What is required
Output all of the entries exactly as written.

Records from a data source:

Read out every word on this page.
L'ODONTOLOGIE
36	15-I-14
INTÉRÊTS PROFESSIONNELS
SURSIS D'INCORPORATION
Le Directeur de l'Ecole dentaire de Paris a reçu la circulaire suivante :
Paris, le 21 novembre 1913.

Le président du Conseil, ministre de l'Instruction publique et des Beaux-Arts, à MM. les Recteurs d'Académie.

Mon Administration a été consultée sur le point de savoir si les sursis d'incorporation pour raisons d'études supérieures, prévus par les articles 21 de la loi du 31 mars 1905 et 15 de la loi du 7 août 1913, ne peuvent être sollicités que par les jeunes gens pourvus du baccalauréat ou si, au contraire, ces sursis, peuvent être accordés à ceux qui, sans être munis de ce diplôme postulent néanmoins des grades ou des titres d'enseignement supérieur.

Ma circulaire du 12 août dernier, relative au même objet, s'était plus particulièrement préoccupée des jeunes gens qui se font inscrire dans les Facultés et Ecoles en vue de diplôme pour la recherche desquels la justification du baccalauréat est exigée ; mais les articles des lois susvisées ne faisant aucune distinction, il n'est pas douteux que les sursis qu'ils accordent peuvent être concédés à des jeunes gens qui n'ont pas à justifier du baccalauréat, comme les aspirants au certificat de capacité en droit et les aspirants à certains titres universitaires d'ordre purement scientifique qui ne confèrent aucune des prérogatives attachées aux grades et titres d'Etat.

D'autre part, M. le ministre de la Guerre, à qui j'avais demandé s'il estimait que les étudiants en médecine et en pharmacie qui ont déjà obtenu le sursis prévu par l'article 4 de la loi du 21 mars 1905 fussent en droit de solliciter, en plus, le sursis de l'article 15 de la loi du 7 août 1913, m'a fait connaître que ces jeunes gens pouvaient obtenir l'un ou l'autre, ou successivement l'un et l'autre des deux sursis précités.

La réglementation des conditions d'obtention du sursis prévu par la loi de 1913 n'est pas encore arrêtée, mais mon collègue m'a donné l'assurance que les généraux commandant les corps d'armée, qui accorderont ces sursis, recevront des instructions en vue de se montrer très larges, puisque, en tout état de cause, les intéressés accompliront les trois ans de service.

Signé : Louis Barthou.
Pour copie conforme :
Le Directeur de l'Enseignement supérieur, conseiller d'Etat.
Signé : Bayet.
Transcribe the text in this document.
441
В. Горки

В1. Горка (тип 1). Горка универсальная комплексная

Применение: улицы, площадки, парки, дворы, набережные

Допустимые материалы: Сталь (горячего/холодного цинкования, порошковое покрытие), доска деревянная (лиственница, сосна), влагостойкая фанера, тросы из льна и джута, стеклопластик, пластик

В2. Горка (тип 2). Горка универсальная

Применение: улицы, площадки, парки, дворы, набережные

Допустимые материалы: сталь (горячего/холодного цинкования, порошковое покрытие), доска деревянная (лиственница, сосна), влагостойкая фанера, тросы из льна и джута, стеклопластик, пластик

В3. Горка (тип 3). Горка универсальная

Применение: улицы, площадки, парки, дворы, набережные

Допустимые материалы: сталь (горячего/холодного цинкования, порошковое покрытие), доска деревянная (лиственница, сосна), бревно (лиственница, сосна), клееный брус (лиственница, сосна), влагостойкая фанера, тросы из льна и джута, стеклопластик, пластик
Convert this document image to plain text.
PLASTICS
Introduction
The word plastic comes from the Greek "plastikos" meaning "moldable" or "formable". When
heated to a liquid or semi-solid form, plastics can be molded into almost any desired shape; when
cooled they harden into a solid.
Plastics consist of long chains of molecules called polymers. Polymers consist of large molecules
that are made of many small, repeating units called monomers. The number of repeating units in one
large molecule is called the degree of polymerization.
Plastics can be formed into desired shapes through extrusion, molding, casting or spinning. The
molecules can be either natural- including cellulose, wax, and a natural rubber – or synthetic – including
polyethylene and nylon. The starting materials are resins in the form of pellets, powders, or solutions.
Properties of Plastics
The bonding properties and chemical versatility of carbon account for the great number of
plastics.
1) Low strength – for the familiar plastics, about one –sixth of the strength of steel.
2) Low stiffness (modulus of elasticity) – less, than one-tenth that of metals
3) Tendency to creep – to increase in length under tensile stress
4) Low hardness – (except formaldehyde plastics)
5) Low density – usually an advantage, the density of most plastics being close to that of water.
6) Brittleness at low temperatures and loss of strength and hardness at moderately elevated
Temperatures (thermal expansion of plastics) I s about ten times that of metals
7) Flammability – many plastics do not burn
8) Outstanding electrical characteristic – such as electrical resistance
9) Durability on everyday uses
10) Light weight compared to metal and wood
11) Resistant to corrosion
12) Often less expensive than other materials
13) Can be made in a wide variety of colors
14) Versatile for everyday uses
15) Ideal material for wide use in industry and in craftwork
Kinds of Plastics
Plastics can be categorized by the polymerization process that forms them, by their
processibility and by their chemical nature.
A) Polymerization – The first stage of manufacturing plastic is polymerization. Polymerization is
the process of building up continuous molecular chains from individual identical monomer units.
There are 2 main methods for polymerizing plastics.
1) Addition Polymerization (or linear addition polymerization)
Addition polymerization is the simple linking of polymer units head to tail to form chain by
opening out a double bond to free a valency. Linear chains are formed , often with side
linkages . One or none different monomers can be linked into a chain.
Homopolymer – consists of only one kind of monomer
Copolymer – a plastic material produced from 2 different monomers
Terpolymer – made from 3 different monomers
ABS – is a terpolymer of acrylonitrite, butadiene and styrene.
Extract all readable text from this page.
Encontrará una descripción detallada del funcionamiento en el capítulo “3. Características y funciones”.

Task solution
Read out every word on this page.
L'ODONTOLOGIE
36	15-I-14
INTÉRÊTS PROFESSIONNELS
SURSIS D'INCORPORATION
Le Directeur de l'Ecole dentaire de Paris a reçu la circulaire suivante :
Paris, le 21 novembre 1913.

Le président du Conseil, ministre de l'Instruction publique et des Beaux-Arts, à MM. les Recteurs d'Académie.

Mon Administration a été consultée sur le point de savoir si les sursis d'incorporation pour raisons d'études supérieures, prévus par les articles 21 de la loi du 31 mars 1905 et 15 de la loi du 7 août 1913, ne peuvent être sollicités que par les jeunes gens pourvus du baccalauréat ou si, au contraire, ces sursis, peuvent être accordés à ceux qui, sans être munis de ce diplôme postulent néanmoins des grades ou des titres d'enseignement supérieur.

Ma circulaire du 12 août dernier, relative au même objet, s'était plus particulièrement préoccupée des jeunes gens qui se font inscrire dans les Facultés et Ecoles en vue de diplôme pour la recherche desquels la justification du baccalauréat est exigée ; mais les articles des lois susvisées ne faisant aucune distinction, il n'est pas douteux que les sursis qu'ils accordent peuvent être concédés à des jeunes gens qui n'ont pas à justifier du baccalauréat, comme les aspirants au certificat de capacité en droit et les aspirants à certains titres universitaires d'ordre purement scientifique qui ne confèrent aucune des prérogatives attachées aux grades et titres d'Etat.

D'autre part, M. le ministre de la Guerre, à qui j'avais demandé s'il estimait que les étudiants en médecine et en pharmacie qui ont déjà obtenu le sursis prévu par l'article 4 de la loi du 21 mars 1905 fussent en droit de solliciter, en plus, le sursis de l'article 15 de la loi du 7 août 1913, m'a fait connaître que ces jeunes gens pouvaient obtenir l'un ou l'autre, ou successivement l'un et l'autre des deux sursis précités.

La réglementation des conditions d'obtention du sursis prévu par la loi de 1913 n'est pas encore arrêtée, mais mon collègue m'a donné l'assurance que les généraux commandant les corps d'armée, qui accorderont ces sursis, recevront des instructions en vue de se montrer très larges, puisque, en tout état de cause, les intéressés accompliront les trois ans de service.

Signé : Louis Barthou.
Pour copie conforme :
Le Directeur de l'Enseignement supérieur, conseiller d'Etat.
Signé : Bayet.
Transcribe the text in this document.
441
В. Горки

В1. Горка (тип 1). Горка универсальная комплексная

Применение: улицы, площадки, парки, дворы, набережные

Допустимые материалы: Сталь (горячего/холодного цинкования, порошковое покрытие), доска деревянная (лиственница, сосна), влагостойкая фанера, тросы из льна и джута, стеклопластик, пластик

В2. Горка (тип 2). Горка универсальная

Применение: улицы, площадки, парки, дворы, набережные

Допустимые материалы: сталь (горячего/холодного цинкования, порошковое покрытие), доска деревянная (лиственница, сосна), влагостойкая фанера, тросы из льна и джута, стеклопластик, пластик

В3. Горка (тип 3). Горка универсальная

Применение: улицы, площадки, парки, дворы, набережные

Допустимые материалы: сталь (горячего/холодного цинкования, порошковое покрытие), доска деревянная (лиственница, сосна), бревно (лиственница, сосна), клееный брус (лиственница, сосна), влагостойкая фанера, тросы из льна и джута, стеклопластик, пластик
Convert this document image to plain text.
PLASTICS
Introduction
The word plastic comes from the Greek "plastikos" meaning "moldable" or "formable". When
heated to a liquid or semi-solid form, plastics can be molded into almost any desired shape; when
cooled they harden into a solid.
Plastics consist of long chains of molecules called polymers. Polymers consist of large molecules
that are made of many small, repeating units called monomers. The number of repeating units in one
large molecule is called the degree of polymerization.
Plastics can be formed into desired shapes through extrusion, molding, casting or spinning. The
molecules can be either natural- including cellulose, wax, and a natural rubber – or synthetic – including
polyethylene and nylon. The starting materials are resins in the form of pellets, powders, or solutions.
Properties of Plastics
The bonding properties and chemical versatility of carbon account for the great number of
plastics.
1) Low strength – for the familiar plastics, about one –sixth of the strength of steel.
2) Low stiffness (modulus of elasticity) – less, than one-tenth that of metals
3) Tendency to creep – to increase in length under tensile stress
4) Low hardness – (except formaldehyde plastics)
5) Low density – usually an advantage, the density of most plastics being close to that of water.
6) Brittleness at low temperatures and loss of strength and hardness at moderately elevated
Temperatures (thermal expansion of plastics) I s about ten times that of metals
7) Flammability – many plastics do not burn
8) Outstanding electrical characteristic – such as electrical resistance
9) Durability on everyday uses
10) Light weight compared to metal and wood
11) Resistant to corrosion
12) Often less expensive than other materials
13) Can be made in a wide variety of colors
14) Versatile for everyday uses
15) Ideal material for wide use in industry and in craftwork
Kinds of Plastics
Plastics can be categorized by the polymerization process that forms them, by their
processibility and by their chemical nature.
A) Polymerization – The first stage of manufacturing plastic is polymerization. Polymerization is
the process of building up continuous molecular chains from individual identical monomer units.
There are 2 main methods for polymerizing plastics.
1) Addition Polymerization (or linear addition polymerization)
Addition polymerization is the simple linking of polymer units head to tail to form chain by
opening out a double bond to free a valency. Linear chains are formed , often with side
linkages . One or none different monomers can be linked into a chain.
Homopolymer – consists of only one kind of monomer
Copolymer – a plastic material produced from 2 different monomers
Terpolymer – made from 3 different monomers
ABS – is a terpolymer of acrylonitrite, butadiene and styrene.
Extract all readable text from this page.
Encontrará una descripción detallada del funcionamiento en el capítulo “3. Características y funciones”.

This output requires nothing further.